Given data:
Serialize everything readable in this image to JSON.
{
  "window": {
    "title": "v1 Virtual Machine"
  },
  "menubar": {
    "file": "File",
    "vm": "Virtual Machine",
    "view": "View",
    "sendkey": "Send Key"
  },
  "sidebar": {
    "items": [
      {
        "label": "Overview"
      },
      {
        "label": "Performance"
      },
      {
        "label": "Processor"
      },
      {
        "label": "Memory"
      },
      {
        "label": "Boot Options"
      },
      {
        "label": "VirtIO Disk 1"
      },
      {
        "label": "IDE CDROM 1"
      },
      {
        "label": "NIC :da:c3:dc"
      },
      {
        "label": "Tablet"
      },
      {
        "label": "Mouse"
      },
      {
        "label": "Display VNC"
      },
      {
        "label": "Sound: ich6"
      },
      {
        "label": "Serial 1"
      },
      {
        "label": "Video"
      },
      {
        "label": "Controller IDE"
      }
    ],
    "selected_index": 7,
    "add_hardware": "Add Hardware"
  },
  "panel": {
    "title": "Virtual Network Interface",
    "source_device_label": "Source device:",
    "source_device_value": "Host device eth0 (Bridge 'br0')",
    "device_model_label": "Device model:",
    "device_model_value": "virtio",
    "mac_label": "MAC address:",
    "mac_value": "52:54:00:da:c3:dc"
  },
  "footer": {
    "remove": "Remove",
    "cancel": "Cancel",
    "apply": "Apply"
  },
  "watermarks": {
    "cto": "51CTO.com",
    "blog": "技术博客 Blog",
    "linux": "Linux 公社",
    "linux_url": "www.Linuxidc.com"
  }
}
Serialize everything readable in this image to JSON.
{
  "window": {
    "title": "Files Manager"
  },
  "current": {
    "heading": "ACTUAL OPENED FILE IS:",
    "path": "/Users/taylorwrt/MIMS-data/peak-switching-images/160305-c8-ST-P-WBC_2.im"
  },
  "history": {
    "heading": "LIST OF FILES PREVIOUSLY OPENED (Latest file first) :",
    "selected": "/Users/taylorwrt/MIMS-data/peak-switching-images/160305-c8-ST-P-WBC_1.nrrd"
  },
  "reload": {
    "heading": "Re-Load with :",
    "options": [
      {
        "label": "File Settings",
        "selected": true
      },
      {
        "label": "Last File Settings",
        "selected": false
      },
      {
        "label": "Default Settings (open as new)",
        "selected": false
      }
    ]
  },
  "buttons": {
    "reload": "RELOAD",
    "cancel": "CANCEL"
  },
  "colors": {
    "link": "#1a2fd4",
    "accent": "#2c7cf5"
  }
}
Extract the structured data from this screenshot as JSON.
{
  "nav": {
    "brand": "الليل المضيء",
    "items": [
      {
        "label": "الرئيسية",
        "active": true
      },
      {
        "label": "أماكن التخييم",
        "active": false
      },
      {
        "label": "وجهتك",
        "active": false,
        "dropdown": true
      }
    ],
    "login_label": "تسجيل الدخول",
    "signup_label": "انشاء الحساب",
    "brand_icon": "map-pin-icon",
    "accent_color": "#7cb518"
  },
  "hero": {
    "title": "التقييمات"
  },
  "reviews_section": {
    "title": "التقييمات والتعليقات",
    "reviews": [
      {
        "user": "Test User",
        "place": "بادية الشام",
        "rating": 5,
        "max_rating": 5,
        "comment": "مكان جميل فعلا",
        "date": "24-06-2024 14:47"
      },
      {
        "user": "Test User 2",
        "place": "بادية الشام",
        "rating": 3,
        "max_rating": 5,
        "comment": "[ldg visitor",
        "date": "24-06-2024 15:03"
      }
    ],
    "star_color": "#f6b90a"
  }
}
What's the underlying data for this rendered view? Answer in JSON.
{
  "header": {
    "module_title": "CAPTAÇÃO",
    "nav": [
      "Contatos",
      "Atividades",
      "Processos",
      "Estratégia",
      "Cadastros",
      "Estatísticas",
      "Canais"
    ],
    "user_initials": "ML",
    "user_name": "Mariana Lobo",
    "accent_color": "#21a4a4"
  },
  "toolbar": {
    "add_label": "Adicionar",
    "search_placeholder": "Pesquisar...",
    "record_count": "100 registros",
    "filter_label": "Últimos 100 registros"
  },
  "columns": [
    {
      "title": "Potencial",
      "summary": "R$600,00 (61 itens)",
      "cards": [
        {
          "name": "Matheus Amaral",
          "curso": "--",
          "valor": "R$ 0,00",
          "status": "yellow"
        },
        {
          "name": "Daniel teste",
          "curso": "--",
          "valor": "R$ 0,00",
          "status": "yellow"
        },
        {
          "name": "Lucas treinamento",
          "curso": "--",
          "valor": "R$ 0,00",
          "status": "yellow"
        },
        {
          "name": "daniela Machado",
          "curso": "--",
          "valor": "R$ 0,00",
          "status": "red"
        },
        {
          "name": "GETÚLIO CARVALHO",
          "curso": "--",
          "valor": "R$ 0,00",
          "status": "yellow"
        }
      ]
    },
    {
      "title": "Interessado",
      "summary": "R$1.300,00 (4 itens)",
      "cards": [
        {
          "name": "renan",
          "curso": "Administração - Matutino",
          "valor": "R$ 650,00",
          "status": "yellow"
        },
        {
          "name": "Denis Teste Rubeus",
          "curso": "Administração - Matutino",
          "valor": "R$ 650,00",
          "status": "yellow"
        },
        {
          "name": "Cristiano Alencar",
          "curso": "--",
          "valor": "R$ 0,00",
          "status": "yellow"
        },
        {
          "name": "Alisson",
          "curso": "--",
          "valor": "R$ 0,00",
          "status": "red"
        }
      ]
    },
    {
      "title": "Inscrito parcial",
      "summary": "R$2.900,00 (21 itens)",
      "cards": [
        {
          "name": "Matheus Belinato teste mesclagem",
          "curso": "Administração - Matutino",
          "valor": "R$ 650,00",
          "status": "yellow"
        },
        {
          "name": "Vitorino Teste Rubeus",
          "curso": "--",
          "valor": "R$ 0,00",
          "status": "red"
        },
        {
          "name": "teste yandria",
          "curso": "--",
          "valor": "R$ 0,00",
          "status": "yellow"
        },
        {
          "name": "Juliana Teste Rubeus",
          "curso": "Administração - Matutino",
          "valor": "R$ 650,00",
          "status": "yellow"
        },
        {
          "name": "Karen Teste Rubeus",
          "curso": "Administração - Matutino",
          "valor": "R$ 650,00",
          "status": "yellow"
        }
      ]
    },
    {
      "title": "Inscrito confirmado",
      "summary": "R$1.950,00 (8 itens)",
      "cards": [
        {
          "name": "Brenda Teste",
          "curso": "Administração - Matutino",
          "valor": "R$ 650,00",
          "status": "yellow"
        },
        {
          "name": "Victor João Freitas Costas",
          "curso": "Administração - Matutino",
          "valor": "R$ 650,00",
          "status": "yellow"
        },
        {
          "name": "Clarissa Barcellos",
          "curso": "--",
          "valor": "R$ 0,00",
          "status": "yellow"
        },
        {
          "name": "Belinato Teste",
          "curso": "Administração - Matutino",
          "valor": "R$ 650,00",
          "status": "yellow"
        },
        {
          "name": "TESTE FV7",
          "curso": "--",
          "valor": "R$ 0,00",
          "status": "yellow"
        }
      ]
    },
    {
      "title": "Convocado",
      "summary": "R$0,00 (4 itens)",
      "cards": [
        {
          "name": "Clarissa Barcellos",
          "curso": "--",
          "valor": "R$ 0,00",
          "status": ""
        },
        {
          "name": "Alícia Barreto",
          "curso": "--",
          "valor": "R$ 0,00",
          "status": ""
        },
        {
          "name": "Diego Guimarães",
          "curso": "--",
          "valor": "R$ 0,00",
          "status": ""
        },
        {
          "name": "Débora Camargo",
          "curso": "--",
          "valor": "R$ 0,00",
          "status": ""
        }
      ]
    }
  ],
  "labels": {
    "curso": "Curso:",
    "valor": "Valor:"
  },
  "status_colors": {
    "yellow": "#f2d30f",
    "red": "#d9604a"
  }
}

The problem:
Every line of the material must be returned exactly as it appears.

Output of the exercise:
Serialize everything readable in this image to JSON.
{
  "window": {
    "title": "v1 Virtual Machine"
  },
  "menubar": {
    "file": "File",
    "vm": "Virtual Machine",
    "view": "View",
    "sendkey": "Send Key"
  },
  "sidebar": {
    "items": [
      {
        "label": "Overview"
      },
      {
        "label": "Performance"
      },
      {
        "label": "Processor"
      },
      {
        "label": "Memory"
      },
      {
        "label": "Boot Options"
      },
      {
        "label": "VirtIO Disk 1"
      },
      {
        "label": "IDE CDROM 1"
      },
      {
        "label": "NIC :da:c3:dc"
      },
      {
        "label": "Tablet"
      },
      {
        "label": "Mouse"
      },
      {
        "label": "Display VNC"
      },
      {
        "label": "Sound: ich6"
      },
      {
        "label": "Serial 1"
      },
      {
        "label": "Video"
      },
      {
        "label": "Controller IDE"
      }
    ],
    "selected_index": 7,
    "add_hardware": "Add Hardware"
  },
  "panel": {
    "title": "Virtual Network Interface",
    "source_device_label": "Source device:",
    "source_device_value": "Host device eth0 (Bridge 'br0')",
    "device_model_label": "Device model:",
    "device_model_value": "virtio",
    "mac_label": "MAC address:",
    "mac_value": "52:54:00:da:c3:dc"
  },
  "footer": {
    "remove": "Remove",
    "cancel": "Cancel",
    "apply": "Apply"
  },
  "watermarks": {
    "cto": "51CTO.com",
    "blog": "技术博客 Blog",
    "linux": "Linux 公社",
    "linux_url": "www.Linuxidc.com"
  }
}
Serialize everything readable in this image to JSON.
{
  "window": {
    "title": "Files Manager"
  },
  "current": {
    "heading": "ACTUAL OPENED FILE IS:",
    "path": "/Users/taylorwrt/MIMS-data/peak-switching-images/160305-c8-ST-P-WBC_2.im"
  },
  "history": {
    "heading": "LIST OF FILES PREVIOUSLY OPENED (Latest file first) :",
    "selected": "/Users/taylorwrt/MIMS-data/peak-switching-images/160305-c8-ST-P-WBC_1.nrrd"
  },
  "reload": {
    "heading": "Re-Load with :",
    "options": [
      {
        "label": "File Settings",
        "selected": true
      },
      {
        "label": "Last File Settings",
        "selected": false
      },
      {
        "label": "Default Settings (open as new)",
        "selected": false
      }
    ]
  },
  "buttons": {
    "reload": "RELOAD",
    "cancel": "CANCEL"
  },
  "colors": {
    "link": "#1a2fd4",
    "accent": "#2c7cf5"
  }
}
Extract the structured data from this screenshot as JSON.
{
  "nav": {
    "brand": "الليل المضيء",
    "items": [
      {
        "label": "الرئيسية",
        "active": true
      },
      {
        "label": "أماكن التخييم",
        "active": false
      },
      {
        "label": "وجهتك",
        "active": false,
        "dropdown": true
      }
    ],
    "login_label": "تسجيل الدخول",
    "signup_label": "انشاء الحساب",
    "brand_icon": "map-pin-icon",
    "accent_color": "#7cb518"
  },
  "hero": {
    "title": "التقييمات"
  },
  "reviews_section": {
    "title": "التقييمات والتعليقات",
    "reviews": [
      {
        "user": "Test User",
        "place": "بادية الشام",
        "rating": 5,
        "max_rating": 5,
        "comment": "مكان جميل فعلا",
        "date": "24-06-2024 14:47"
      },
      {
        "user": "Test User 2",
        "place": "بادية الشام",
        "rating": 3,
        "max_rating": 5,
        "comment": "[ldg visitor",
        "date": "24-06-2024 15:03"
      }
    ],
    "star_color": "#f6b90a"
  }
}
What's the underlying data for this rendered view? Answer in JSON.
{
  "header": {
    "module_title": "CAPTAÇÃO",
    "nav": [
      "Contatos",
      "Atividades",
      "Processos",
      "Estratégia",
      "Cadastros",
      "Estatísticas",
      "Canais"
    ],
    "user_initials": "ML",
    "user_name": "Mariana Lobo",
    "accent_color": "#21a4a4"
  },
  "toolbar": {
    "add_label": "Adicionar",
    "search_placeholder": "Pesquisar...",
    "record_count": "100 registros",
    "filter_label": "Últimos 100 registros"
  },
  "columns": [
    {
      "title": "Potencial",
      "summary": "R$600,00 (61 itens)",
      "cards": [
        {
          "name": "Matheus Amaral",
          "curso": "--",
          "valor": "R$ 0,00",
          "status": "yellow"
        },
        {
          "name": "Daniel teste",
          "curso": "--",
          "valor": "R$ 0,00",
          "status": "yellow"
        },
        {
          "name": "Lucas treinamento",
          "curso": "--",
          "valor": "R$ 0,00",
          "status": "yellow"
        },
        {
          "name": "daniela Machado",
          "curso": "--",
          "valor": "R$ 0,00",
          "status": "red"
        },
        {
          "name": "GETÚLIO CARVALHO",
          "curso": "--",
          "valor": "R$ 0,00",
          "status": "yellow"
        }
      ]
    },
    {
      "title": "Interessado",
      "summary": "R$1.300,00 (4 itens)",
      "cards": [
        {
          "name": "renan",
          "curso": "Administração - Matutino",
          "valor": "R$ 650,00",
          "status": "yellow"
        },
        {
          "name": "Denis Teste Rubeus",
          "curso": "Administração - Matutino",
          "valor": "R$ 650,00",
          "status": "yellow"
        },
        {
          "name": "Cristiano Alencar",
          "curso": "--",
          "valor": "R$ 0,00",
          "status": "yellow"
        },
        {
          "name": "Alisson",
          "curso": "--",
          "valor": "R$ 0,00",
          "status": "red"
        }
      ]
    },
    {
      "title": "Inscrito parcial",
      "summary": "R$2.900,00 (21 itens)",
      "cards": [
        {
          "name": "Matheus Belinato teste mesclagem",
          "curso": "Administração - Matutino",
          "valor": "R$ 650,00",
          "status": "yellow"
        },
        {
          "name": "Vitorino Teste Rubeus",
          "curso": "--",
          "valor": "R$ 0,00",
          "status": "red"
        },
        {
          "name": "teste yandria",
          "curso": "--",
          "valor": "R$ 0,00",
          "status": "yellow"
        },
        {
          "name": "Juliana Teste Rubeus",
          "curso": "Administração - Matutino",
          "valor": "R$ 650,00",
          "status": "yellow"
        },
        {
          "name": "Karen Teste Rubeus",
          "curso": "Administração - Matutino",
          "valor": "R$ 650,00",
          "status": "yellow"
        }
      ]
    },
    {
      "title": "Inscrito confirmado",
      "summary": "R$1.950,00 (8 itens)",
      "cards": [
        {
          "name": "Brenda Teste",
          "curso": "Administração - Matutino",
          "valor": "R$ 650,00",
          "status": "yellow"
        },
        {
          "name": "Victor João Freitas Costas",
          "curso": "Administração - Matutino",
          "valor": "R$ 650,00",
          "status": "yellow"
        },
        {
          "name": "Clarissa Barcellos",
          "curso": "--",
          "valor": "R$ 0,00",
          "status": "yellow"
        },
        {
          "name": "Belinato Teste",
          "curso": "Administração - Matutino",
          "valor": "R$ 650,00",
          "status": "yellow"
        },
        {
          "name": "TESTE FV7",
          "curso": "--",
          "valor": "R$ 0,00",
          "status": "yellow"
        }
      ]
    },
    {
      "title": "Convocado",
      "summary": "R$0,00 (4 itens)",
      "cards": [
        {
          "name": "Clarissa Barcellos",
          "curso": "--",
          "valor": "R$ 0,00",
          "status": ""
        },
        {
          "name": "Alícia Barreto",
          "curso": "--",
          "valor": "R$ 0,00",
          "status": ""
        },
        {
          "name": "Diego Guimarães",
          "curso": "--",
          "valor": "R$ 0,00",
          "status": ""
        },
        {
          "name": "Débora Camargo",
          "curso": "--",
          "valor": "R$ 0,00",
          "status": ""
        }
      ]
    }
  ],
  "labels": {
    "curso": "Curso:",
    "valor": "Valor:"
  },
  "status_colors": {
    "yellow": "#f2d30f",
    "red": "#d9604a"
  }
}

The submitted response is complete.